**To do**
Pick every line with "self" from the material below.
★ ★ ★ ★
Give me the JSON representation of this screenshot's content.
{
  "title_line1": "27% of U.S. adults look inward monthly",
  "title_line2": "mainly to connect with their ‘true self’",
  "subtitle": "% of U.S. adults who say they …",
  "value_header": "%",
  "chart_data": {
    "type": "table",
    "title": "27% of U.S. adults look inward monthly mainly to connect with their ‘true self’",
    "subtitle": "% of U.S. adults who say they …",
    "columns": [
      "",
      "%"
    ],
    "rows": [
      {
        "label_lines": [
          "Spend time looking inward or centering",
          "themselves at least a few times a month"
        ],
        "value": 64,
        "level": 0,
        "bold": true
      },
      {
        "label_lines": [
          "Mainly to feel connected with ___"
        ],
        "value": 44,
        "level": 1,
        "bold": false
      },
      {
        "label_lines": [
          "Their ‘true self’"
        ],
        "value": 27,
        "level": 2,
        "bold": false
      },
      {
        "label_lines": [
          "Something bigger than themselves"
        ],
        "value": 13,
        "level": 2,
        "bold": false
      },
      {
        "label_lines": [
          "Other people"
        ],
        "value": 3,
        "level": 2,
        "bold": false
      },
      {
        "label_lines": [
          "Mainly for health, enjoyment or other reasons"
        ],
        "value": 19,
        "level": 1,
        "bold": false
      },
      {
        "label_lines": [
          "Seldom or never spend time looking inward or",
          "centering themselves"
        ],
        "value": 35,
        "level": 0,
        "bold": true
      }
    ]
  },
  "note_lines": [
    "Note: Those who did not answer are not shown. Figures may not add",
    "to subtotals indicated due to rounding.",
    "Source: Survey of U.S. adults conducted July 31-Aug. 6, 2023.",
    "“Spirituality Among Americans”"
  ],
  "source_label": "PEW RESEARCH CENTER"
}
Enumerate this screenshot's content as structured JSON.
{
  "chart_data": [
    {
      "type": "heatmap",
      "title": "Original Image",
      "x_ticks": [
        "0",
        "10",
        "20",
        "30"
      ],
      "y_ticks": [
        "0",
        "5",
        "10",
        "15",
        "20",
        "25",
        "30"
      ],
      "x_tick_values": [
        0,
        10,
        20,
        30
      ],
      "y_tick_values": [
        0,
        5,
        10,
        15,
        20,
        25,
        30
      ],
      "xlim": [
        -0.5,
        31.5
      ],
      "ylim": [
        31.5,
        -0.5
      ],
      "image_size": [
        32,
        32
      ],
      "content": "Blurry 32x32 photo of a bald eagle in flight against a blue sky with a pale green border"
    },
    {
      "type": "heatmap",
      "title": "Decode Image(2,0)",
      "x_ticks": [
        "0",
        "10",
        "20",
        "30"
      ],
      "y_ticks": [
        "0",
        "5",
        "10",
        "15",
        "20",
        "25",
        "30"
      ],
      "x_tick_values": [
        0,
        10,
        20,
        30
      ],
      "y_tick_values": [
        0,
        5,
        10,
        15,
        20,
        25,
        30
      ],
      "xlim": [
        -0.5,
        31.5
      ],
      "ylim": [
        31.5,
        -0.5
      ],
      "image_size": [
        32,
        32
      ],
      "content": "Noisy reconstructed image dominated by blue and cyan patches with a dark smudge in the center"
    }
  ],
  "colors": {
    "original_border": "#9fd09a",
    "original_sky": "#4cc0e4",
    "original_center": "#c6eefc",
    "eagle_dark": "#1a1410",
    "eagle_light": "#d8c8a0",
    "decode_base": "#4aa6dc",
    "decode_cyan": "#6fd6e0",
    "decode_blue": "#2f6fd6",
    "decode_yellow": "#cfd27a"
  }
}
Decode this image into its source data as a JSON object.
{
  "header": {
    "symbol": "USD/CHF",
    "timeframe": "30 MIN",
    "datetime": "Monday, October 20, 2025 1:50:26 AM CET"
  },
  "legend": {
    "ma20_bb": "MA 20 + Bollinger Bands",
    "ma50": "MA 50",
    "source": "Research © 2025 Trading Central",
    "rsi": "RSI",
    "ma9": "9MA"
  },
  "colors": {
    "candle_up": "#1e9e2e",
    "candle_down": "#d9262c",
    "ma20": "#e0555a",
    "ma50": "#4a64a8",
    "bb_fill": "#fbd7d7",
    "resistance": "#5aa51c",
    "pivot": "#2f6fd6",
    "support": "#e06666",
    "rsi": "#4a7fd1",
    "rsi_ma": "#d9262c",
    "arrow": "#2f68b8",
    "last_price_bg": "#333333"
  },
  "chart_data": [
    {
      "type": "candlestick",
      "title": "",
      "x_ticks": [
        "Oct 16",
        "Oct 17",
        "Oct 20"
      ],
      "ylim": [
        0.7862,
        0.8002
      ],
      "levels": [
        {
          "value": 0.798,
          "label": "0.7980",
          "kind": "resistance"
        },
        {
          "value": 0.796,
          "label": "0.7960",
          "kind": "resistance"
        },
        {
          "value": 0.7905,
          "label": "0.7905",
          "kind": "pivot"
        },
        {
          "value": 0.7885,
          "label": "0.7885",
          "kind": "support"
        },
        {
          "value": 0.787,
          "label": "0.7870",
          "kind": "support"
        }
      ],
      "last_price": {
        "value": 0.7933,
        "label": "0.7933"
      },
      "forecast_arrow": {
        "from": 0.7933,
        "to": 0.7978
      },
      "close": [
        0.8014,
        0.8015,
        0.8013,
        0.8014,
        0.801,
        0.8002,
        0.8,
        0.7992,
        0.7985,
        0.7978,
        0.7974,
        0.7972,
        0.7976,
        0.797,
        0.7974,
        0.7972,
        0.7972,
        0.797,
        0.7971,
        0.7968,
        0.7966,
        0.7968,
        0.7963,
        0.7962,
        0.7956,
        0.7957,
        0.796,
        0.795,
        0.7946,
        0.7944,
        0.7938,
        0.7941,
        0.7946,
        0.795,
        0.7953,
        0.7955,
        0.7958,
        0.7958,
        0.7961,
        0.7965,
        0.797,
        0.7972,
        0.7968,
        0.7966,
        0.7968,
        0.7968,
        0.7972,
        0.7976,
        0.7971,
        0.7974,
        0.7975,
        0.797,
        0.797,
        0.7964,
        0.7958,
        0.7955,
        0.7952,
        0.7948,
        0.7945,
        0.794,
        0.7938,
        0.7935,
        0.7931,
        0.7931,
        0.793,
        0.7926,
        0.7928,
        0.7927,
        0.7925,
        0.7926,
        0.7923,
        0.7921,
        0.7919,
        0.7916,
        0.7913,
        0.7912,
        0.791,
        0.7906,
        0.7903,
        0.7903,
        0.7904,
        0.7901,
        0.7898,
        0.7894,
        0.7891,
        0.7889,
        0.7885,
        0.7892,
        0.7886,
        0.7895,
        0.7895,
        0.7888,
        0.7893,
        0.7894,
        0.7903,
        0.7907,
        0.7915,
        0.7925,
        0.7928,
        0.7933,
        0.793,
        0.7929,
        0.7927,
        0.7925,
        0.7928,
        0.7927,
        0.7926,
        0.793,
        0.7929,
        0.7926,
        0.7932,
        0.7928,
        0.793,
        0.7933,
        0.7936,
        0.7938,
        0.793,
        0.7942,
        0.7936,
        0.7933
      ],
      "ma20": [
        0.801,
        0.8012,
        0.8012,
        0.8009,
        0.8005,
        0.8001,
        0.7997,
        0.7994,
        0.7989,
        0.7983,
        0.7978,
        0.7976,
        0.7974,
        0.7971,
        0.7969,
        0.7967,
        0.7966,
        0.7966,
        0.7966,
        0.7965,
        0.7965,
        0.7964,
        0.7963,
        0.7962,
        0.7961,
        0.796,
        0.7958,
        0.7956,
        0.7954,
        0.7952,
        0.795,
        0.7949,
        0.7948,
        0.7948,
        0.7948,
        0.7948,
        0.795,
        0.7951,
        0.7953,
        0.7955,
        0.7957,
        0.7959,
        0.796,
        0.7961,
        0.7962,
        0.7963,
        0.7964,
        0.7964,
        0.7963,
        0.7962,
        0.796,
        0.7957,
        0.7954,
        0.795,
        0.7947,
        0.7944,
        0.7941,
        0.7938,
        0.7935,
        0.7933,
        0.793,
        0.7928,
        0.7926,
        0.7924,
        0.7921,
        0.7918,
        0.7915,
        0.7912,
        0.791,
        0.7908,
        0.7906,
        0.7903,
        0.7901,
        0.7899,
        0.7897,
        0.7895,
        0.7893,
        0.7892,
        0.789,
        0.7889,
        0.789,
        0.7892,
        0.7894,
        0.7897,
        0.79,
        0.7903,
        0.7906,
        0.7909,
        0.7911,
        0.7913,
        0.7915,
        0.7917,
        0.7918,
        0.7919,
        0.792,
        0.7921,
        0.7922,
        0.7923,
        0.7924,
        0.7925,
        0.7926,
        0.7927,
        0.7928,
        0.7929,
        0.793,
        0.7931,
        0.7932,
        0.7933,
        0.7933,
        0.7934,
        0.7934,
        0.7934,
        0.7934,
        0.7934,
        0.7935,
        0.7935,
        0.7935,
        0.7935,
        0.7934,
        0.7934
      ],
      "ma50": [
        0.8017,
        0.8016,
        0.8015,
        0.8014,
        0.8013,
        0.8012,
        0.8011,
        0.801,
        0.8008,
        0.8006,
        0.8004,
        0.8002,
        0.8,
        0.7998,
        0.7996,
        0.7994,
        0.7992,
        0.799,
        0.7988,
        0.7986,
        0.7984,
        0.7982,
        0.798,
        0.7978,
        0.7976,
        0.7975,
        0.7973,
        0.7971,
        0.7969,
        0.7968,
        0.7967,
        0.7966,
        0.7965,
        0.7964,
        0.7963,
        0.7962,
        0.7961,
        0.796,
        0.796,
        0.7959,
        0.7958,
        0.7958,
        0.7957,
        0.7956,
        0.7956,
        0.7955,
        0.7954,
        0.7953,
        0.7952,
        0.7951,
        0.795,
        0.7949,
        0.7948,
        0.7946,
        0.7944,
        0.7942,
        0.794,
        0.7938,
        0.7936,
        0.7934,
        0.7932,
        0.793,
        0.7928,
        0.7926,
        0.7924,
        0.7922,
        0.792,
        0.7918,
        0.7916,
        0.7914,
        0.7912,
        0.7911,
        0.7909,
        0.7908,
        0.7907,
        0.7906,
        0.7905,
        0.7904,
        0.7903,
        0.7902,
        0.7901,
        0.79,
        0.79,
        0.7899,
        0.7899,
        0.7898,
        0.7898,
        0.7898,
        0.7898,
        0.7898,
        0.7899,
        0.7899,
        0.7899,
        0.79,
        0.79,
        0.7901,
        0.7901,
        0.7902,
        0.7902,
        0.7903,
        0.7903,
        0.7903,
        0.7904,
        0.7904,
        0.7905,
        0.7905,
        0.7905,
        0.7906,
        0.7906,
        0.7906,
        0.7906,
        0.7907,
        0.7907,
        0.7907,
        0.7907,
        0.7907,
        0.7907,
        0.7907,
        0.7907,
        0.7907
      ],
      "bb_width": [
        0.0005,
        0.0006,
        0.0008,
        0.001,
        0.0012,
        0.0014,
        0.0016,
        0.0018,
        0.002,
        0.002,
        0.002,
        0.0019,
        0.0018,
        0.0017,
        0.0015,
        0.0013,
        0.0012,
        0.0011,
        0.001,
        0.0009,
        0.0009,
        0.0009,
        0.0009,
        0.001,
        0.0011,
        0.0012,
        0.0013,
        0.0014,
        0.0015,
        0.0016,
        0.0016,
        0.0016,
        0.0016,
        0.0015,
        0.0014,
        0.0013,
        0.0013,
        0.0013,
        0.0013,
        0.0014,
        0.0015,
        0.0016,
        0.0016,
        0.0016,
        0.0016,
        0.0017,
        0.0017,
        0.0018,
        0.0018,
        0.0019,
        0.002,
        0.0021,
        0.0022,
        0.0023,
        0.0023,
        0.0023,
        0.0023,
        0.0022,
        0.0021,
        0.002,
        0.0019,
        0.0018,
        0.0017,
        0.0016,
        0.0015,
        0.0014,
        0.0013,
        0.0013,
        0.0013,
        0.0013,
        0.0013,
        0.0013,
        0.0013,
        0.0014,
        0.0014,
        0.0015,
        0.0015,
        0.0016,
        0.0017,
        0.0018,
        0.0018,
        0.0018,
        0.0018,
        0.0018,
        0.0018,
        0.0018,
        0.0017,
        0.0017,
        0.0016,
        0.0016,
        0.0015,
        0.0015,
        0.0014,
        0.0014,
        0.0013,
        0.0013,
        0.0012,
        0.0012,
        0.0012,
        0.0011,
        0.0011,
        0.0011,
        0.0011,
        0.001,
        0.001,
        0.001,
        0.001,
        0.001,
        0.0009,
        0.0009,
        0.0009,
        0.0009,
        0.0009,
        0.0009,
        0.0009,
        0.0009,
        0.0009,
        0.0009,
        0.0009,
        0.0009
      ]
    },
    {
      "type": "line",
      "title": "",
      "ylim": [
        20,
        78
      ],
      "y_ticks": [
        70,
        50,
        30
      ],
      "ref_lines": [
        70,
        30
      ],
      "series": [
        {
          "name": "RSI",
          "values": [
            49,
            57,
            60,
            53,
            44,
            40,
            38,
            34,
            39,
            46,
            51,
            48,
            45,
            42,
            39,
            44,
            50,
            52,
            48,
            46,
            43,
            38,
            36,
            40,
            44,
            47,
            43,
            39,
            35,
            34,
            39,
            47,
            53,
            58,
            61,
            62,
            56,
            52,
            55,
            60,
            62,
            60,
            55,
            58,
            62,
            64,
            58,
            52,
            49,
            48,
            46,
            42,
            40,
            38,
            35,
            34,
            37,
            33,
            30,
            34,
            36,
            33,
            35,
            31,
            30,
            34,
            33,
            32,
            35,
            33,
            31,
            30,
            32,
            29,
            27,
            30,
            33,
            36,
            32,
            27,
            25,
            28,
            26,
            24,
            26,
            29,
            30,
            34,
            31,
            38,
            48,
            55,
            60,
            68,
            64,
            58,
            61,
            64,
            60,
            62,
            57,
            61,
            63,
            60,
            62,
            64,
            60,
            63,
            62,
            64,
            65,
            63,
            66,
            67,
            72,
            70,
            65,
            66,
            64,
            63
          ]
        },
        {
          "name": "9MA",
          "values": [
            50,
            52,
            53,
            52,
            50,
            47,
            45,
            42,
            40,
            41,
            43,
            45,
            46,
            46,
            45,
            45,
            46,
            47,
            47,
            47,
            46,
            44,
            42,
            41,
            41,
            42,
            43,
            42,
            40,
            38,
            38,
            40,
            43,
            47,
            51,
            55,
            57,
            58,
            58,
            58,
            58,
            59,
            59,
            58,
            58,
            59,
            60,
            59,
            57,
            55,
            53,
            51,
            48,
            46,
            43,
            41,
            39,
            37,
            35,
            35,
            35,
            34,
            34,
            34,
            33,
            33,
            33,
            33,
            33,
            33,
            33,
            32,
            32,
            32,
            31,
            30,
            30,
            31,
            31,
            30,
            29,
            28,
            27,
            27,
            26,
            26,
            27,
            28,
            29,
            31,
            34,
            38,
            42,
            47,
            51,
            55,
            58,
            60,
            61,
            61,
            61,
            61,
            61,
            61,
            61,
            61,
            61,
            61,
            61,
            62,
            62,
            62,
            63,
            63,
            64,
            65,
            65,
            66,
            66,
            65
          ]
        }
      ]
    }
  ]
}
★ ★ ★ ★
**The result**
  "title_line2": "mainly to connect with their ‘true self’",
    "title": "27% of U.S. adults look inward monthly mainly to connect with their ‘true self’",
          "Their ‘true self’"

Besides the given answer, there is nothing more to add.